


[25] There is no explanation why the evaluation was done on the complainant on the 12th September 2013 when she was assaulted on the 27th July 2011. There is a period of two years and two months in between the assault date and the evaluation date. No evidence was placed before court to show that there were no other possible intervening factors that may influence the outcome of the evaluation.

[26] It is common cause that the complainant was admitted in hospital after the assault “for more than a week.” This is stated in paragraph 5 of the statement of agreed facts.



[27] The report also states that the complainant “was terrified to report the matter to the police because she was endangered not to do so, otherwise he would kill her entire family.” I take cognizance, however, of the fact that the police were called when the complainant was taken to hospital, and that she told her cousin Zakhele Matsenjwa about the identity of the assailant.



[28] For the aforementioned reasons, the Psychiatric Referral Hospital report adds no value to the crown’s case in my considered view. It appears as if it was prepared simply to make a case for the crown.



[29] On the statement of agreed facts there is attached to it an original of a doctor’s report made on Form R.S.P 88. This report bears a stamp for the Manzini Police Station dated 18 October 2016. At the bottom where it is signed it bears the date 17/09/13.

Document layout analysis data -
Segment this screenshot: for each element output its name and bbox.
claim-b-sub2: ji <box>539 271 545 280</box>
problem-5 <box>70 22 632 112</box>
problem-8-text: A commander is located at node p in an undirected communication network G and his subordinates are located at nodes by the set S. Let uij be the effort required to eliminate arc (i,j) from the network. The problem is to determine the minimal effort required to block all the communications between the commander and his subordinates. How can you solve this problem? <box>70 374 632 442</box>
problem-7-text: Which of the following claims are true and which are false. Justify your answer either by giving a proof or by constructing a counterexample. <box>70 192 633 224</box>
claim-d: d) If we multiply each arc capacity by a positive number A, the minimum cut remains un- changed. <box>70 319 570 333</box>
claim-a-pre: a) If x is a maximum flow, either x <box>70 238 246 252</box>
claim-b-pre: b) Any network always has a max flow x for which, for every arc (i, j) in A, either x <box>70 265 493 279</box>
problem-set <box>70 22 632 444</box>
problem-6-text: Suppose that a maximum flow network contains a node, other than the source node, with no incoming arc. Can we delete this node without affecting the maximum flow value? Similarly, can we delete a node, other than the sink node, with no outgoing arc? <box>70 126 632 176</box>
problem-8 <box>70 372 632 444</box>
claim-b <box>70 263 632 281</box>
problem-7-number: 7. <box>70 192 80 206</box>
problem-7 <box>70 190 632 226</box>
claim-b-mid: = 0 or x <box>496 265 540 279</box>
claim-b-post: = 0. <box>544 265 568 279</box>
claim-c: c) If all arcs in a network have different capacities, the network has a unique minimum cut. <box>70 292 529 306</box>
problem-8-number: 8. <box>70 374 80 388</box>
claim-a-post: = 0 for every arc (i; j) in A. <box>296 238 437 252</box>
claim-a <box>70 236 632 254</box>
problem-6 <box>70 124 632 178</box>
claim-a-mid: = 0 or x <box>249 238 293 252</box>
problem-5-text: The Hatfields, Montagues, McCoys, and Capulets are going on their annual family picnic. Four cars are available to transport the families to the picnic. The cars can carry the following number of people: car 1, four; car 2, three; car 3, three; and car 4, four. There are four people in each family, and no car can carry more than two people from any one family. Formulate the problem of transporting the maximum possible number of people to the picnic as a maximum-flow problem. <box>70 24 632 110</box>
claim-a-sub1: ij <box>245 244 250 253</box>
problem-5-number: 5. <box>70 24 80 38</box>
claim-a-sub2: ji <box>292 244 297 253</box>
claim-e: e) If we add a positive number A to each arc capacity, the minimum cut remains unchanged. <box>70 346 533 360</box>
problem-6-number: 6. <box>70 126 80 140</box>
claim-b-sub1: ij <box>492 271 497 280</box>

Instructions to follow -
From the court judgment, pull out the passage that begins with the words "[26] It is common" and ends after the words "of agreed facts.", copying it word for word.

Your solution -
[26] It is common cause that the complainant was admitted in hospital after the assault “for more than a week.” This is stated in paragraph 5 of the statement of agreed facts.